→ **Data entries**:
▬▬▬▬▬▬▬▬▬▬
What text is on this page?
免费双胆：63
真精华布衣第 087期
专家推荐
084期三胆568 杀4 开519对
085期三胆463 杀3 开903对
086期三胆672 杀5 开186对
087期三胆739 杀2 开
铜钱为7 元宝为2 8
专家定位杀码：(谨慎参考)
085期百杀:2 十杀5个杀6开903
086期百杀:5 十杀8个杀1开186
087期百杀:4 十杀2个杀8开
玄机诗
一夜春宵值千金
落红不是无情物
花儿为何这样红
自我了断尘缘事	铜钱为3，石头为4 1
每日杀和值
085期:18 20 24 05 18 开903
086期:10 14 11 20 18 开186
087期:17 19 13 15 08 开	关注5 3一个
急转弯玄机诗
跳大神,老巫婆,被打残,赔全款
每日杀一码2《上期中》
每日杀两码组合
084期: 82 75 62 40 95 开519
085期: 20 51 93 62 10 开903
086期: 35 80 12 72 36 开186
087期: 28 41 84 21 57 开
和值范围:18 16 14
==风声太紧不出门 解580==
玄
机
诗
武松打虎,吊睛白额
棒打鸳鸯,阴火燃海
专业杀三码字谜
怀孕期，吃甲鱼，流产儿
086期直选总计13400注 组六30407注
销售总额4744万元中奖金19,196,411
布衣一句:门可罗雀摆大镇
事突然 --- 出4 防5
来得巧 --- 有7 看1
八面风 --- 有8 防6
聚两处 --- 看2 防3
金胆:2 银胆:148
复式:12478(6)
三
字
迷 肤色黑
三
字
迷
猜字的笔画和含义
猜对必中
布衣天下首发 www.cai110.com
▬▬▬▬▬▬▬▬▬▬
→ **EXERCISE TASK**:
Repeat the listing in full, keeping every line exactly as it is.

→ **THE COMPLETED TASK**:
What text is on this page?
免费双胆：63
真精华布衣第 087期
专家推荐
084期三胆568 杀4 开519对
085期三胆463 杀3 开903对
086期三胆672 杀5 开186对
087期三胆739 杀2 开
铜钱为7 元宝为2 8
专家定位杀码：(谨慎参考)
085期百杀:2 十杀5个杀6开903
086期百杀:5 十杀8个杀1开186
087期百杀:4 十杀2个杀8开
玄机诗
一夜春宵值千金
落红不是无情物
花儿为何这样红
自我了断尘缘事	铜钱为3，石头为4 1
每日杀和值
085期:18 20 24 05 18 开903
086期:10 14 11 20 18 开186
087期:17 19 13 15 08 开	关注5 3一个
急转弯玄机诗
跳大神,老巫婆,被打残,赔全款
每日杀一码2《上期中》
每日杀两码组合
084期: 82 75 62 40 95 开519
085期: 20 51 93 62 10 开903
086期: 35 80 12 72 36 开186
087期: 28 41 84 21 57 开
和值范围:18 16 14
==风声太紧不出门 解580==
玄
机
诗
武松打虎,吊睛白额
棒打鸳鸯,阴火燃海
专业杀三码字谜
怀孕期，吃甲鱼，流产儿
086期直选总计13400注 组六30407注
销售总额4744万元中奖金19,196,411
布衣一句:门可罗雀摆大镇
事突然 --- 出4 防5
来得巧 --- 有7 看1
八面风 --- 有8 防6
聚两处 --- 看2 防3
金胆:2 银胆:148
复式:12478(6)
三
字
迷 肤色黑
三
字
迷
猜字的笔画和含义
猜对必中
布衣天下首发 www.cai110.com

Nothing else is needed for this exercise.